REQUIREMENTS
Rewrite the rows from the first line through the line that contains "dot-leader: [550, 1045, 702, 1071]", swapping "bbox" for "bounding box" and leaving everything else the same.

▼▼▼

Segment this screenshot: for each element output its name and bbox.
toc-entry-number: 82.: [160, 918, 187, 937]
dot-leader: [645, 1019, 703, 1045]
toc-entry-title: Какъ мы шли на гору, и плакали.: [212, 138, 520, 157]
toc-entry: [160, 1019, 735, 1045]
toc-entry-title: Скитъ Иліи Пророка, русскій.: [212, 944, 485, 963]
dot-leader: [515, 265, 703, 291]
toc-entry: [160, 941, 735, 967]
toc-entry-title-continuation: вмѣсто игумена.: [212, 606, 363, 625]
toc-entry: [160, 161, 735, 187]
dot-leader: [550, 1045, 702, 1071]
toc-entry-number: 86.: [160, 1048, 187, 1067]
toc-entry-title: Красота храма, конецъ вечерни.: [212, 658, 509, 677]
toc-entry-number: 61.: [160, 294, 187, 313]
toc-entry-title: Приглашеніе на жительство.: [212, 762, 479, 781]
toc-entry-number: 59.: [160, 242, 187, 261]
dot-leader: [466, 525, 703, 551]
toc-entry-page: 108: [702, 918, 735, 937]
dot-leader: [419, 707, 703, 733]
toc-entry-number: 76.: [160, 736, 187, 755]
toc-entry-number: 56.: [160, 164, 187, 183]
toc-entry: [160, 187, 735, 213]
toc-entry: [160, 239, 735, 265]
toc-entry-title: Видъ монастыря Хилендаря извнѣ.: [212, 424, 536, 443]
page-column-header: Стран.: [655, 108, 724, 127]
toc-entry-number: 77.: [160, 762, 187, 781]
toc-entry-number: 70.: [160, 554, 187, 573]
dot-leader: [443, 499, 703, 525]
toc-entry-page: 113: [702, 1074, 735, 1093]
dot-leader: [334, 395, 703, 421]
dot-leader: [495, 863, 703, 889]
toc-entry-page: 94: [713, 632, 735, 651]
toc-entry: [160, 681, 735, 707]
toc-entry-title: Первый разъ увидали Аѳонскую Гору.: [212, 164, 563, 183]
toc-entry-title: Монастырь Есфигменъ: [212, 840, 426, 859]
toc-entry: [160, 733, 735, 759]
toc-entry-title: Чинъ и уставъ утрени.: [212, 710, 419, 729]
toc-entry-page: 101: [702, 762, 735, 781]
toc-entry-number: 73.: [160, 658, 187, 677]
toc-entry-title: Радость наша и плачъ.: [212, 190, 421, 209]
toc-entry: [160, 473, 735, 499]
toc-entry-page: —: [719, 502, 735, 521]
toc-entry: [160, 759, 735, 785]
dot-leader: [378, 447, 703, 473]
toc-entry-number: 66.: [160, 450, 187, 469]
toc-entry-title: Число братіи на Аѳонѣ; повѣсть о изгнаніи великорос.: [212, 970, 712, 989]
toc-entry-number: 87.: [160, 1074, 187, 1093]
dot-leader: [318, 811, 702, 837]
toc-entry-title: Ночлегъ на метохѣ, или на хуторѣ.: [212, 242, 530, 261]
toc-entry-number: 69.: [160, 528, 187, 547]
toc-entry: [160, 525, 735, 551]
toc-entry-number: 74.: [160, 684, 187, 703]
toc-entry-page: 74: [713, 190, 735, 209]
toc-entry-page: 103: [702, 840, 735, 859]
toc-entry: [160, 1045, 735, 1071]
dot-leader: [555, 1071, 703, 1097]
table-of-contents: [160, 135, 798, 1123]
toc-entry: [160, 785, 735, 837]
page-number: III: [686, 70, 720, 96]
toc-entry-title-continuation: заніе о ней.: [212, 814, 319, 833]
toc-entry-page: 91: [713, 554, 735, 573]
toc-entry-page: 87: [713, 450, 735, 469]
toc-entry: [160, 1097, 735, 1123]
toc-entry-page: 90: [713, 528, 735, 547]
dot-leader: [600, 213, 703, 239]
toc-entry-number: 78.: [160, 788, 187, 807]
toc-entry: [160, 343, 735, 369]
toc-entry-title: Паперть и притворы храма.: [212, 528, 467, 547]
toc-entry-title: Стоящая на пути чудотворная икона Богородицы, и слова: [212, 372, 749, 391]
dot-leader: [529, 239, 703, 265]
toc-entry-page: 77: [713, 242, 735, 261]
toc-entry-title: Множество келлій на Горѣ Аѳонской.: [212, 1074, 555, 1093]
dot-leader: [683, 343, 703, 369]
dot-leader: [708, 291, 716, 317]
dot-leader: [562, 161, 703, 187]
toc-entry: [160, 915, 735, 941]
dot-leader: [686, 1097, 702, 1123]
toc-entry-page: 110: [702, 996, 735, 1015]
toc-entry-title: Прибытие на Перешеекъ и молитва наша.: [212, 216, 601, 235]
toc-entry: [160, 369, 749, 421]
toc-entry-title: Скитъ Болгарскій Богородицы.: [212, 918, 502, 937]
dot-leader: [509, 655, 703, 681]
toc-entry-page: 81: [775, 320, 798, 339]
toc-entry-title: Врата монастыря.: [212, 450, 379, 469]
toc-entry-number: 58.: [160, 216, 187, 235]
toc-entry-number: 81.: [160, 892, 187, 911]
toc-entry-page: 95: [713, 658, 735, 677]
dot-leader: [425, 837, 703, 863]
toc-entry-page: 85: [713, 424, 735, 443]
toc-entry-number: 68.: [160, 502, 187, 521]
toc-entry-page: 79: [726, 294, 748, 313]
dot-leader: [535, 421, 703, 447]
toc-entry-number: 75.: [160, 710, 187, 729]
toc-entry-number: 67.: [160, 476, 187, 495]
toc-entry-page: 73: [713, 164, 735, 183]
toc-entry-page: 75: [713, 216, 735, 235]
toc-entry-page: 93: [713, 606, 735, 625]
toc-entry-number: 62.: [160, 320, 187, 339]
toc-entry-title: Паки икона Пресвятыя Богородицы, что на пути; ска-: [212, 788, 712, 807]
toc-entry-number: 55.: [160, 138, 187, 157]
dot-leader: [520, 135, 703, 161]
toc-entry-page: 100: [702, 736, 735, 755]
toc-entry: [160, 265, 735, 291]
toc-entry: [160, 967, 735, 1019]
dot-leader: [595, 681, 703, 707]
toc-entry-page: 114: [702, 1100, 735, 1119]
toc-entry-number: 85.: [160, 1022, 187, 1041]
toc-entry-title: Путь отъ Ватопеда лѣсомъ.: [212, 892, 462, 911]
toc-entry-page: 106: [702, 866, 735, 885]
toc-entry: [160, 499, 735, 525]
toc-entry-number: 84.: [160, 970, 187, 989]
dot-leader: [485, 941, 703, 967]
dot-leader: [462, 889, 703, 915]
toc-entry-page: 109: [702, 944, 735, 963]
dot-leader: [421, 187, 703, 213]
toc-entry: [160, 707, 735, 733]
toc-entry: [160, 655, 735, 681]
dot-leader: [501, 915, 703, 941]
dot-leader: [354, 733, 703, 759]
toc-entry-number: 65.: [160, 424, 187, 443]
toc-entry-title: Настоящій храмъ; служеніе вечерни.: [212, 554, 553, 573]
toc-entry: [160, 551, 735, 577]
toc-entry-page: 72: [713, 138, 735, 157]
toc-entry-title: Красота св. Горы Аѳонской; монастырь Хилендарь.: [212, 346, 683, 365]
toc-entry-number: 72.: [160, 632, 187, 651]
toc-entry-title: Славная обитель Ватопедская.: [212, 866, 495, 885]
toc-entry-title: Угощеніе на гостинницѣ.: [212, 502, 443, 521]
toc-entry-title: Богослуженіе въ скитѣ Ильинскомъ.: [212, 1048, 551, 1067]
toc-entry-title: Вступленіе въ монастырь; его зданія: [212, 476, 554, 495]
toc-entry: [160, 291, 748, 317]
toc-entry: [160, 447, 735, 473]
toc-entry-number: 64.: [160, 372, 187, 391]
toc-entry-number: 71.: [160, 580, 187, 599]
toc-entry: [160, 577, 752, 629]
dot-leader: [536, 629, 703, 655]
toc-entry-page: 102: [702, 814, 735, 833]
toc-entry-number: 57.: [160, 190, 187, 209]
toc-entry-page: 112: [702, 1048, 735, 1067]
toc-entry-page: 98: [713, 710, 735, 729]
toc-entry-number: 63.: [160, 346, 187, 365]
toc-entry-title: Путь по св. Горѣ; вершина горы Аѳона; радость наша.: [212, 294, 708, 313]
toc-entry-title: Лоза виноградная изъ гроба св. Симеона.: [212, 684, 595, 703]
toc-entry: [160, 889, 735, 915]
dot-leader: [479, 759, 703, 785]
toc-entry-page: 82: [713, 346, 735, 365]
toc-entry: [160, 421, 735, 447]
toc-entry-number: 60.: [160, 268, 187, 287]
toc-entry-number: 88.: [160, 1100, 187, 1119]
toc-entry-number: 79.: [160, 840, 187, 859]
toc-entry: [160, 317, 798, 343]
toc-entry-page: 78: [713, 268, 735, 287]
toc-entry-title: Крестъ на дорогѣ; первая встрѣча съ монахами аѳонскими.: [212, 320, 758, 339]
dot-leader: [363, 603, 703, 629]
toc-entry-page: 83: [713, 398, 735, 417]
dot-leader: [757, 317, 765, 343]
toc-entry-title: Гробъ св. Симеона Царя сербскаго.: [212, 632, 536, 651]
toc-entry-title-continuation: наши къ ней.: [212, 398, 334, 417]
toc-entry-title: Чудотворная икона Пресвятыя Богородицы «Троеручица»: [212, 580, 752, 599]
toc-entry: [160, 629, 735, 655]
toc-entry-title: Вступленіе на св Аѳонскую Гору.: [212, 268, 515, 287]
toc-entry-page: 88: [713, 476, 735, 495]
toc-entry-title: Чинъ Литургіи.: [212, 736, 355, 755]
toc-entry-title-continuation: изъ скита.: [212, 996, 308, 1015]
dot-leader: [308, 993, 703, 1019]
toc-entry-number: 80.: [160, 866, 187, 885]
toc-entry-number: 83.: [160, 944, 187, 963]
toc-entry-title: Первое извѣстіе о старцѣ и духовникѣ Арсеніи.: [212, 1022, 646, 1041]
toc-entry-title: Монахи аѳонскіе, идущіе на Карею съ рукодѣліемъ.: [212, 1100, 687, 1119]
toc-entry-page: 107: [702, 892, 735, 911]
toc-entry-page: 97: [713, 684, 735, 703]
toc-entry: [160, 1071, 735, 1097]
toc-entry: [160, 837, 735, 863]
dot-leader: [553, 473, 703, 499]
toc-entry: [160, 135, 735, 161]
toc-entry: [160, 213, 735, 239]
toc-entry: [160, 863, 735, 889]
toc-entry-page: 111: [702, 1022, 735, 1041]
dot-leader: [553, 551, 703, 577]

▲▲▲

SOLUTION FOR THIS EXERCISE
Segment this screenshot: for each element output its name and bounding box.
toc-entry-number: 82.: [160, 918, 187, 937]
dot-leader: [645, 1019, 703, 1045]
toc-entry-title: Какъ мы шли на гору, и плакали.: [212, 138, 520, 157]
toc-entry: [160, 1019, 735, 1045]
toc-entry-title: Скитъ Иліи Пророка, русскій.: [212, 944, 485, 963]
dot-leader: [515, 265, 703, 291]
toc-entry: [160, 941, 735, 967]
toc-entry-title-continuation: вмѣсто игумена.: [212, 606, 363, 625]
toc-entry: [160, 161, 735, 187]
dot-leader: [550, 1045, 702, 1071]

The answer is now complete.